-- TASK LIST --
[1] Answer these from the partition reassignment proposal:
(a) Which earlier KIP does the proposal build on?
(b) What access does listReassignments require?
(c) Where must a ListReassignmentsRequest be sent?
[2] Carry the partition reassignment proposal forward from its final sentence.

-- PAGE TEXT --
★ ★ ★ ★ ★ ★ ★

Status

Current state: Under Discussion

Discussion thread: here

JIRA: here

Please keep the discussion on the mailing list rather than commenting on the wiki (wiki discussions get unwieldy fast).

Motivation

This proposal builds on the proposal in KIP-236, which allows individual partition reassignments to be identified.

Currently the AdminClient has no visibility of the partition reassignments occurring in a Kafka cluster. It would be valuable for this information to be available in the AdminClient because there will eventually be an API for partition reassignment in the AdminClient, and knowing about the current reassignments is important when creating more.

Public Interfaces

AdminClient.listReassignments()

AdminClient {
    /**
     * List the current reassignments affecting the given {@code partitions}
     * or all current reassignments if the given {@code partitions} is null.
     * This requires describe access to the Cluster.
     */
    ListReassignmentsResult listReassignments(Collection<TopicPartition> partitions);
    ListReassignmentsResult listReassignments(Collection<TopicPartition> partitions,
      ListReassignmentsOptions options);
}

Where:

public class ListReassignmentsOptions extends AbstractOptions<ListReassignmentsObjects> {}

/** The result of {@link AdminClient#listReassignments()} */
public class ListReassignmentsResult {
    public KafkaFuture<Collection<Reassignment>> all();
    public KafkaFuture<Reassignment> get(TopicPartition partition);
}

/**
 * Identifies the reassignment of a topic partition to some (new) set
 * of brokers.
 */
class Reassignment {
    // implictly this contains the czxid of the reassignment
    // but this is never exposed to clients
    /** The partition being reassigned */
    public TopicPartition topicPartition() { ... }
    public boolean equals(Object other) { ... }   // identity based on czxid
    public int hashCode() { ... } // identity based on czxid
    public String toString() { ... }
}

Network Protocol: ListReassignmentsRequest

A ListReassignmentsRequest must be sent to the controller of a cluster.

★ ★ ★ ★ ★ ★ ★

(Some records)
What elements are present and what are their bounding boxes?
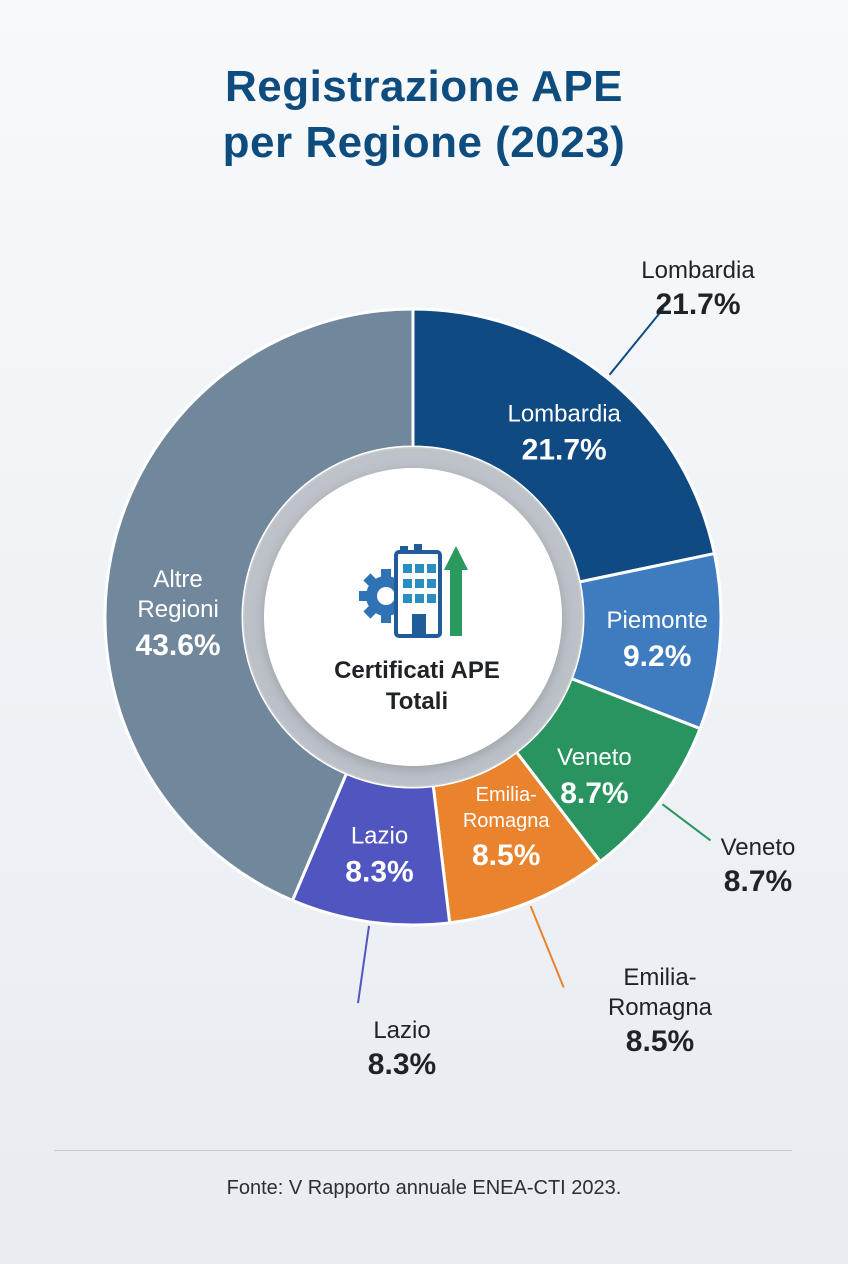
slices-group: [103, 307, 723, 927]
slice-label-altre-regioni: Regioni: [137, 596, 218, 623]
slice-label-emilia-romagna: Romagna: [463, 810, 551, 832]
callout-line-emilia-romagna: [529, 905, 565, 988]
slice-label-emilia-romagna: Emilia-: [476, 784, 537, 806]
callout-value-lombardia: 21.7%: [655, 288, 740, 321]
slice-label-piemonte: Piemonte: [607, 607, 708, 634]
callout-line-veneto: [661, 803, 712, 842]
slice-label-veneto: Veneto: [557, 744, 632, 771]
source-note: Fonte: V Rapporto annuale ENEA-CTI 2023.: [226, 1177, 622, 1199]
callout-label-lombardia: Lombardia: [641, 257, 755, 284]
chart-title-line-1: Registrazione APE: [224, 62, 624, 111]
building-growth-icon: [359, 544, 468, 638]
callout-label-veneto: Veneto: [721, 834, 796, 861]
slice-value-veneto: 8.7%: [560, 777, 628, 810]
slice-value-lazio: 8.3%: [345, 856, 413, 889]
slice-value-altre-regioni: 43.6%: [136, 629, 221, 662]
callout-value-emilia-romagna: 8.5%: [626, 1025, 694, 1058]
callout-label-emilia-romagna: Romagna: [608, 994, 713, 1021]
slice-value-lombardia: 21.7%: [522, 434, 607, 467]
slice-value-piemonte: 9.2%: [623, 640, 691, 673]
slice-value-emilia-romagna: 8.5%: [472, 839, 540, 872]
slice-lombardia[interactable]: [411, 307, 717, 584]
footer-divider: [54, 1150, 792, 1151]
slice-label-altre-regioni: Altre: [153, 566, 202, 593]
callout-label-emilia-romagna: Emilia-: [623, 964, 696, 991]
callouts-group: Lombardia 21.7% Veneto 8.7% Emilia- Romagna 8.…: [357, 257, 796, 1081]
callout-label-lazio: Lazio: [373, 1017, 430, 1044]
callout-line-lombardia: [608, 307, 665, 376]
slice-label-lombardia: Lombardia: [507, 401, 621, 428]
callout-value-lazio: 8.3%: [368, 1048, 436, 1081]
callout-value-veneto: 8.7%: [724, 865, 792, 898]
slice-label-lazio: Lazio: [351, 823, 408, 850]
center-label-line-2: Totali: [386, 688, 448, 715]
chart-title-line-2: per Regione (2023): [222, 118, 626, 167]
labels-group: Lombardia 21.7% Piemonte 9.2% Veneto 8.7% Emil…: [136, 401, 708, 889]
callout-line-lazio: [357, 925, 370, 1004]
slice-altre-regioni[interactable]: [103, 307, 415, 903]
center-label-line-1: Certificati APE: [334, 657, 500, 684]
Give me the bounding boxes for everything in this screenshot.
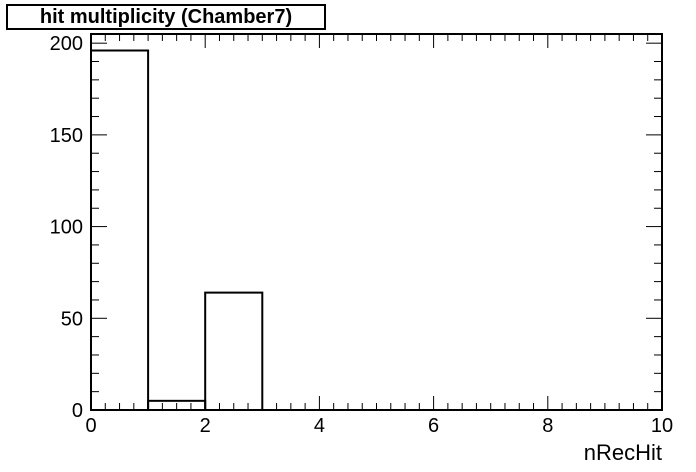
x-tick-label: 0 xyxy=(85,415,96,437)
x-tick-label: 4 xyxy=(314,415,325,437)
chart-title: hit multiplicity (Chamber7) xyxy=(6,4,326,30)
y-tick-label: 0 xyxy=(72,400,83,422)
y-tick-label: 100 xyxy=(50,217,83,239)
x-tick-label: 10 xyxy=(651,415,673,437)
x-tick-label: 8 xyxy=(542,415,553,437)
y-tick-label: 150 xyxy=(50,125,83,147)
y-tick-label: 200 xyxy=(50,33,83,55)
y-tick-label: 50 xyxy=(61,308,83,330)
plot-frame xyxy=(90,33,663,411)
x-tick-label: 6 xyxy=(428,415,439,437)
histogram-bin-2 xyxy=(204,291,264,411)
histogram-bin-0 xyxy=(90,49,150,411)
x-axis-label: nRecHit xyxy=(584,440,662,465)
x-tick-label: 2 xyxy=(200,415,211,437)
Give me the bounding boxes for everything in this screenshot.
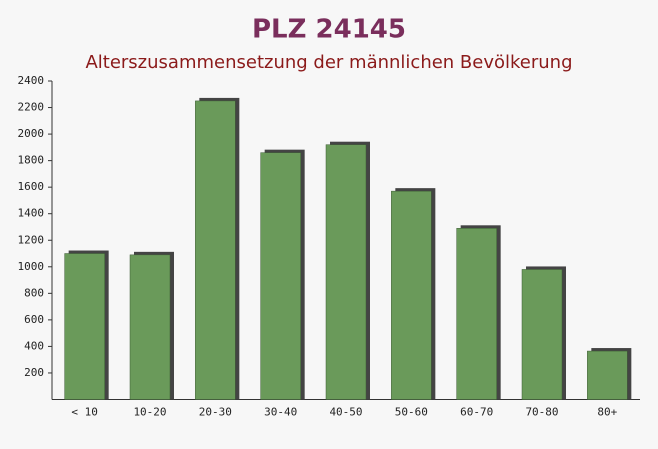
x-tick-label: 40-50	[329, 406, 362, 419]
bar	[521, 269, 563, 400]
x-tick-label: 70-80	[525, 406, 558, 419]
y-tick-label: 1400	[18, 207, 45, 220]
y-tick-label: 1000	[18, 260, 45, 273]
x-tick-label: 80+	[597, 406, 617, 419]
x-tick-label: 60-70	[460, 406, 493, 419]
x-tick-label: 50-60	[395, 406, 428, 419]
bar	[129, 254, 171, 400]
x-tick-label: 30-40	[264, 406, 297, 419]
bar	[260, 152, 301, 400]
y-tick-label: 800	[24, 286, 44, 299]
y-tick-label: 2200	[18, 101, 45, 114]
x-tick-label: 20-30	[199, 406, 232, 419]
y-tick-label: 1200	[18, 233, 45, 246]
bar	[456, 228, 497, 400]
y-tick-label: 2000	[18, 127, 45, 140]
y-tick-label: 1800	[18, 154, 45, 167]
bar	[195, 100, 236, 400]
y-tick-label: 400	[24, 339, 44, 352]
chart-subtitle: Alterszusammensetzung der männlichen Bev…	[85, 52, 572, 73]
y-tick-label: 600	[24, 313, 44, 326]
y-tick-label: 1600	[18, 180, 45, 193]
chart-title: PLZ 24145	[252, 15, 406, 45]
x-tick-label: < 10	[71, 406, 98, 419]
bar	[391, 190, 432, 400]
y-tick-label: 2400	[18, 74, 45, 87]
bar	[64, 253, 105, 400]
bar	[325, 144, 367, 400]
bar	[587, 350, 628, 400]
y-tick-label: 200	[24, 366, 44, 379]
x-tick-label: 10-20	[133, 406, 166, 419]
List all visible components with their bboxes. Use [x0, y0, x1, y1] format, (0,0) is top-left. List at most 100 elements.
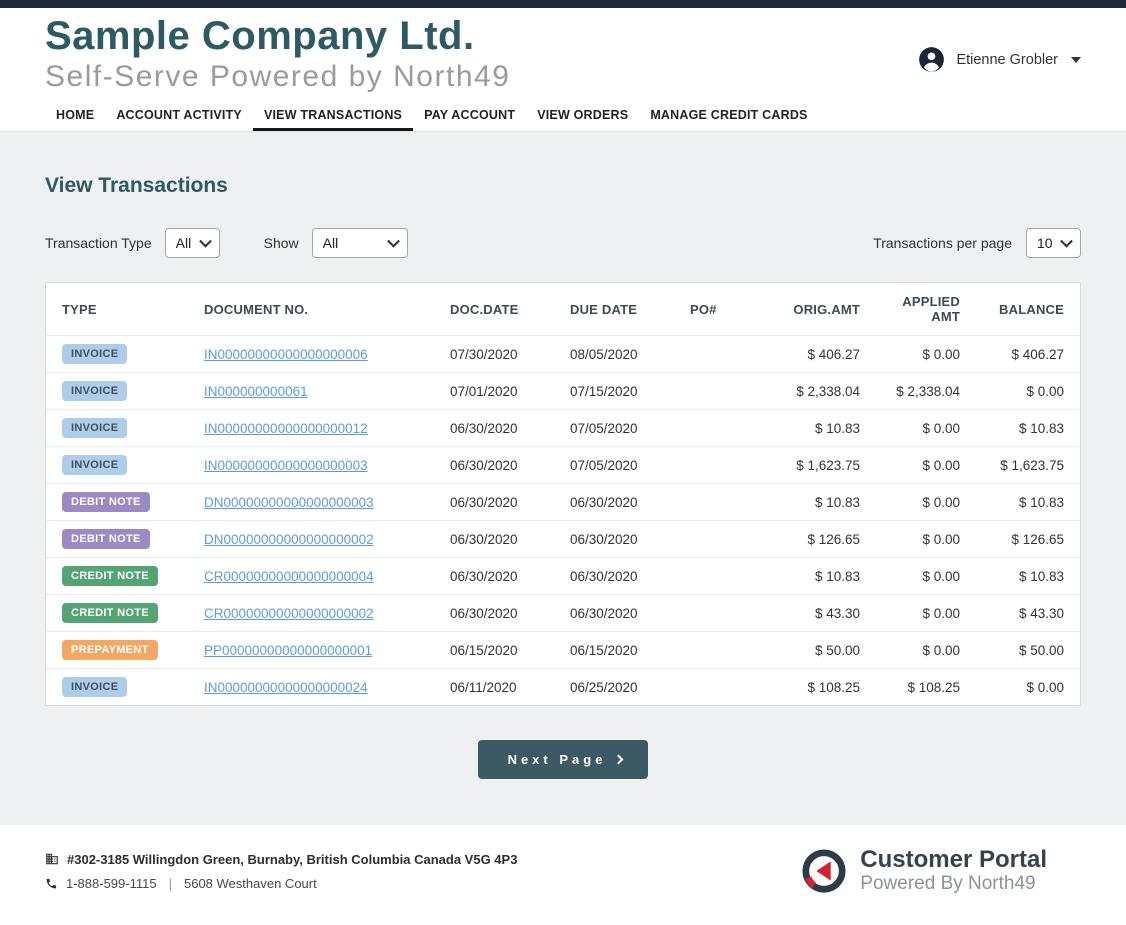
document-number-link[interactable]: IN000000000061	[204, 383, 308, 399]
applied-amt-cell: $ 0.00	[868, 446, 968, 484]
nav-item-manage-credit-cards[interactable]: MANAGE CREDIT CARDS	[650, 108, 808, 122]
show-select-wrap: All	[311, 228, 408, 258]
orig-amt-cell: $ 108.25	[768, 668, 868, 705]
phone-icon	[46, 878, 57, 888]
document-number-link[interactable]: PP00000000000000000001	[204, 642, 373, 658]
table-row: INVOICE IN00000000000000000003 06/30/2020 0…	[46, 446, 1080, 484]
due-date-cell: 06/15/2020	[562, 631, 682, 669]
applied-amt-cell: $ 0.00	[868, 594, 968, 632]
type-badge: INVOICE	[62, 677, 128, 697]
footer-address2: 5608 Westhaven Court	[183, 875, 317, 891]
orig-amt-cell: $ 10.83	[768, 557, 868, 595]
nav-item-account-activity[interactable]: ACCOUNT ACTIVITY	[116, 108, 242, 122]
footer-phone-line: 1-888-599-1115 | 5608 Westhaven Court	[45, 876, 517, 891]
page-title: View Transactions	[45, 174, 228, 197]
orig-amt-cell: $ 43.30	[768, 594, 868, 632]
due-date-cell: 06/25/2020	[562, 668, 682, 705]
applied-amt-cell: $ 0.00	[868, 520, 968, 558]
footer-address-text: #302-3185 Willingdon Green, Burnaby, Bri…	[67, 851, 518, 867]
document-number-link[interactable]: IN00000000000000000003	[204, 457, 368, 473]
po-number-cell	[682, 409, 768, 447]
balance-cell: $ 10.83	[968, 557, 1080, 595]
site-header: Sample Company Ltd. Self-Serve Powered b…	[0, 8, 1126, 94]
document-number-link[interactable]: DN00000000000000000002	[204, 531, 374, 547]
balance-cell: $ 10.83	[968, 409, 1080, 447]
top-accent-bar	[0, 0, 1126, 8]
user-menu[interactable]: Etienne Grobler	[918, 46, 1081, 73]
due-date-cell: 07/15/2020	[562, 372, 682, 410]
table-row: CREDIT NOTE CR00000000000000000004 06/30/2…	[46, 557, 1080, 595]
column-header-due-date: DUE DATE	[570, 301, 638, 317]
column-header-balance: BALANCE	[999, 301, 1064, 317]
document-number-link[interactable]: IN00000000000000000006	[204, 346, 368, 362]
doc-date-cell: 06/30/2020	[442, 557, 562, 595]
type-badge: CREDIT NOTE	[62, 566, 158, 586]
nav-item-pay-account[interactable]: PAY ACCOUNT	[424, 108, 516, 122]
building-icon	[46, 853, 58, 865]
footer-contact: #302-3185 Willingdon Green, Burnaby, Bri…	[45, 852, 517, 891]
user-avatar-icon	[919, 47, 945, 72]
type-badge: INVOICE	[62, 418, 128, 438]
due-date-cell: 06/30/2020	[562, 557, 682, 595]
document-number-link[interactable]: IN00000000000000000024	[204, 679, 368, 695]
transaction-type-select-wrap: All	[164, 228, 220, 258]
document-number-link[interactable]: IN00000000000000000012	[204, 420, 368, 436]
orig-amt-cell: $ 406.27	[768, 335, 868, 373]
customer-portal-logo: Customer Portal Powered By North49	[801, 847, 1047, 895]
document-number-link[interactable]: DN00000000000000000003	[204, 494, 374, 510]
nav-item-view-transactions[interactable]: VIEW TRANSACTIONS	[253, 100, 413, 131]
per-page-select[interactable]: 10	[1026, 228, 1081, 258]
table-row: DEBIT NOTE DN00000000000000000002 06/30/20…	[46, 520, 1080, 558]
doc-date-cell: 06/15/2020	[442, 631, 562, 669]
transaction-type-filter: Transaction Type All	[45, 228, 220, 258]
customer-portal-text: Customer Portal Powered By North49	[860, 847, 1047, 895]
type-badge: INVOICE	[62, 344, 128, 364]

★ ★ ★ ★ ★ ★ ★

-- ANSWERS IN ORDER --
[1]
(a) KIP-236
(b) Describe access to the Cluster
(c) To the controller of a cluster

[2]
ListReassignmentsRequest => timeout_ms [topic_partition]
  timeout_ms => INT32
  topic_partition => topic [partition_id]
    topic => STRING
    partition_id => INT32

Network Protocol: ListReassignmentsResponse

ListReassignmentsResponse => throttle_time_ms, error_code error_message [reassignment]
  throttle_time_ms => INT32
  error_code => INT16
  error_message => NULLABLE_STRING
  reassignment => topic [topic_reassignments]
    topic => STRING
    topic_reassignments => partition reassignment_id
      partition_id => INT32
      reassignment_id => INT64

Where:

throttle_time_ms is the throttle time
error_code is an error code
error_message is an error message
topic is a topic name
partition_id is a partition id
reassignment_id identifies a reassignment znode

Possible errors include:

CLUSTER_AUTHORIZATION_FAILED if the client didn't have describe on the cluster
NOT_CONTROLLER if the request was sent to a broker that was not the controller
UNKNOWN_TOPIC_OR_PARTITION if the partition in the request does not exist

AdminClient.describeReassignments()

AdminClient {
    /**
     * Get the status of the given {@code reassignments}, or all reassignments
     * if the given {@code reassignments} is null.
     * This requires describe access to the Cluster.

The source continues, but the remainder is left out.